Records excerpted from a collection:
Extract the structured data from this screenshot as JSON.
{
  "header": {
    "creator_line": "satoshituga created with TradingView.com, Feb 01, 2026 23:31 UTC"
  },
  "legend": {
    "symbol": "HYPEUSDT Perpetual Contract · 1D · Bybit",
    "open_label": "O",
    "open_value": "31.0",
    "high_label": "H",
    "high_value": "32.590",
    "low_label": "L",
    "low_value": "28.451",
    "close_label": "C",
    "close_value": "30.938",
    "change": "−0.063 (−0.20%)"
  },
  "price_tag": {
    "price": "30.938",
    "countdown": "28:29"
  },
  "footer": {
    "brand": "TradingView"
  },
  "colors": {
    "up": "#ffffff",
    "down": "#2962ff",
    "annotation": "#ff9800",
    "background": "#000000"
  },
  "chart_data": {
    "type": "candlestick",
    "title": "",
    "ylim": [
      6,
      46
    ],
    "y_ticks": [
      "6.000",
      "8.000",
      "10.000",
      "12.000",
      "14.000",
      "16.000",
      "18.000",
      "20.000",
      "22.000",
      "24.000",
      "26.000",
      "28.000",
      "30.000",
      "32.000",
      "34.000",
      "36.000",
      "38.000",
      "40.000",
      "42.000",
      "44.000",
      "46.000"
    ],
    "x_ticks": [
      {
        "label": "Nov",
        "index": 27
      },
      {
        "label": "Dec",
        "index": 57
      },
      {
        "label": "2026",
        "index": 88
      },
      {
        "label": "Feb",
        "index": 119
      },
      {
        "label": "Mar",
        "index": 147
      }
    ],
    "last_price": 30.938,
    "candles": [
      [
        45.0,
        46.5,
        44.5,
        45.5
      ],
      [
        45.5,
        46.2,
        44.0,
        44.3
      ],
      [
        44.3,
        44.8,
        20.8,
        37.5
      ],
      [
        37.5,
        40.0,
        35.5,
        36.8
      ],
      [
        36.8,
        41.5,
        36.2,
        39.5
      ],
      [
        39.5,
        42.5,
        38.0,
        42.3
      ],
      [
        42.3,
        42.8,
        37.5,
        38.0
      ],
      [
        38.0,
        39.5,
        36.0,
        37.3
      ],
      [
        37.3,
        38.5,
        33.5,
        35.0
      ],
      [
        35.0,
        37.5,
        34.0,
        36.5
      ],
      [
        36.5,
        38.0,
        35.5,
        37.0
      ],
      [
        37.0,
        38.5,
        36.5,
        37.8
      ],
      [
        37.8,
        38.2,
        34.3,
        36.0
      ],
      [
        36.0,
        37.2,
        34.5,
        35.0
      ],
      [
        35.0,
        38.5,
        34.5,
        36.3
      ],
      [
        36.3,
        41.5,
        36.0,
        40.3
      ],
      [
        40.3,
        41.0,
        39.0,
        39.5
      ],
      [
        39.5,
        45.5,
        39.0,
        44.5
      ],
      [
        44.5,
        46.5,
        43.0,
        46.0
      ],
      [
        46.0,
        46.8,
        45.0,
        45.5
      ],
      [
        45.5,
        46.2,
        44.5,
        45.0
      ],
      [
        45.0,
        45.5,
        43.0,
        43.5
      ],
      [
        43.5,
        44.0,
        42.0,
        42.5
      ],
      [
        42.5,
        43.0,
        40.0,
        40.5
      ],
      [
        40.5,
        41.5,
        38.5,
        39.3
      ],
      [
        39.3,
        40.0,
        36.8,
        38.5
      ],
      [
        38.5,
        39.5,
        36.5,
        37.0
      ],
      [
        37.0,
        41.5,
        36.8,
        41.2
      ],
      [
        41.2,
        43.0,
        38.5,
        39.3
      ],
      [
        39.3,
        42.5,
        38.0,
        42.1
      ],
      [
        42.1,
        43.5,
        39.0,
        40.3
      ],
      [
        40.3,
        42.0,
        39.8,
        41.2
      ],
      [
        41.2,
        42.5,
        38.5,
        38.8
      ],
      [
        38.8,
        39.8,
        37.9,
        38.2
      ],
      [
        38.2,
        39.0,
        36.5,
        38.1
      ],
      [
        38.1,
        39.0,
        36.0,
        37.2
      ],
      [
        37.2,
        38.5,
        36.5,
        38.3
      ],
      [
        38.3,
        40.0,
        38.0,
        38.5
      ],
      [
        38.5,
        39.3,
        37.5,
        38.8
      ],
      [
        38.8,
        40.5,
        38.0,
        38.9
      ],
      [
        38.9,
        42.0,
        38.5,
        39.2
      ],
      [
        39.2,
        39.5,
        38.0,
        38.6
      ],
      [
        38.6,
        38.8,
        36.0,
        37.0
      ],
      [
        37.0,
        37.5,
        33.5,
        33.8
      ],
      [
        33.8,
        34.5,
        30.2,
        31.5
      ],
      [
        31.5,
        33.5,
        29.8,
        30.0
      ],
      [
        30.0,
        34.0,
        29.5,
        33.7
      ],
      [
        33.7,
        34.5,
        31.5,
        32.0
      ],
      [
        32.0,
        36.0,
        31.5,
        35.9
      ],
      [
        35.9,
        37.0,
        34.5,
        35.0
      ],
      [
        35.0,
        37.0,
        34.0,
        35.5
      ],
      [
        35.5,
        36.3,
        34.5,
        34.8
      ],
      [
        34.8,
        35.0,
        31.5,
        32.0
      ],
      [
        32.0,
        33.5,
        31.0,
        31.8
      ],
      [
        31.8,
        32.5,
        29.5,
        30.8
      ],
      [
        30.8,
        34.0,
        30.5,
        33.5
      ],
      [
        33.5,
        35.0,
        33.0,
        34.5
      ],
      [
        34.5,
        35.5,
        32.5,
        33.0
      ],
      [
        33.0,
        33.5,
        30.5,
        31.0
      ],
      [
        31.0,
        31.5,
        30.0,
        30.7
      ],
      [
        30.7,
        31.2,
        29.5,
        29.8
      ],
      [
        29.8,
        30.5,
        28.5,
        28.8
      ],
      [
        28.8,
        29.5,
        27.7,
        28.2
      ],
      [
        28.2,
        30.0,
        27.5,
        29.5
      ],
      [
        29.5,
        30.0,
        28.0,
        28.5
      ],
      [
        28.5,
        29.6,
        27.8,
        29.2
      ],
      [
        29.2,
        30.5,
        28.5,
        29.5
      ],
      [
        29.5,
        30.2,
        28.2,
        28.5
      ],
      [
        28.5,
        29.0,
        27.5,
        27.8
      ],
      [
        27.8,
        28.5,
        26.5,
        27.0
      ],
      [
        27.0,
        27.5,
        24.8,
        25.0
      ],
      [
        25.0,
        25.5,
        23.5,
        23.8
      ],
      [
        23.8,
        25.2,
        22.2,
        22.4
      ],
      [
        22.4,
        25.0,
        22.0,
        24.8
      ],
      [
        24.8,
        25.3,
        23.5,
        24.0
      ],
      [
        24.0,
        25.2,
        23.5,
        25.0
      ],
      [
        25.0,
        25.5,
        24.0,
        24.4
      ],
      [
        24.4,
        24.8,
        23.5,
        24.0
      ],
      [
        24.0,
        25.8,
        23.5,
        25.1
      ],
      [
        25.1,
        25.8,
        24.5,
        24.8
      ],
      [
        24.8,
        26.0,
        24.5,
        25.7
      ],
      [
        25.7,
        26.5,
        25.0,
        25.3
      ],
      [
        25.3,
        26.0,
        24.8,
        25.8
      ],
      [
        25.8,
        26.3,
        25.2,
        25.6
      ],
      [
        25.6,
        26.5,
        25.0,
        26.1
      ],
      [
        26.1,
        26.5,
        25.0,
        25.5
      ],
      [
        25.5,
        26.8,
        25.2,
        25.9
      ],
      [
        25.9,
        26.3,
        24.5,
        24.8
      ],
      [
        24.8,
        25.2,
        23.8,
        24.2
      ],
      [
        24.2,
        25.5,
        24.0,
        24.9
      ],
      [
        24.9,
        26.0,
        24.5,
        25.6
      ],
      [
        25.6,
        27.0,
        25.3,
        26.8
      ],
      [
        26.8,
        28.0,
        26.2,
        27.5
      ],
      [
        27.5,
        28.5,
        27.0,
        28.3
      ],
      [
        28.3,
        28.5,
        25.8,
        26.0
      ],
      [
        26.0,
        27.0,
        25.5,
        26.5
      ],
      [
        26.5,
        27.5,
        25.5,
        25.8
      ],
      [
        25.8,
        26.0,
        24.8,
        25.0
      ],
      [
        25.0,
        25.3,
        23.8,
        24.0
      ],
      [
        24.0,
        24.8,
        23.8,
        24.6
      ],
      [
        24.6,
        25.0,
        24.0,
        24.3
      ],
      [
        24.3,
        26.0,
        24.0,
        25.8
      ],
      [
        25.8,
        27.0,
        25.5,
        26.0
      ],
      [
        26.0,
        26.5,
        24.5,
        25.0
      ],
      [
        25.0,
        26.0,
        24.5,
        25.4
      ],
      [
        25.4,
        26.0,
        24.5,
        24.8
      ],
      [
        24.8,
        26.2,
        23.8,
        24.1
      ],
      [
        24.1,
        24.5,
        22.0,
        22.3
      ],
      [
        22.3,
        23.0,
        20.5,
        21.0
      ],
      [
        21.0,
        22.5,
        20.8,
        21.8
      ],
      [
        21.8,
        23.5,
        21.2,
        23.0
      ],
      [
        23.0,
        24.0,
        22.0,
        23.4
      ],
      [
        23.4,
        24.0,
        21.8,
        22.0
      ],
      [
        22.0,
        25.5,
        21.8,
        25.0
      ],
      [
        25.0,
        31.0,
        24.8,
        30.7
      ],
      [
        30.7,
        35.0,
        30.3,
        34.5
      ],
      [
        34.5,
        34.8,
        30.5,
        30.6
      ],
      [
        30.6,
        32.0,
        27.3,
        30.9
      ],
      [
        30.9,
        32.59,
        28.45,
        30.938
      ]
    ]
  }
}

Work to do. Going through the entries above, report how many lines include the string "index". The number alone is the answer.

Exercise response. 5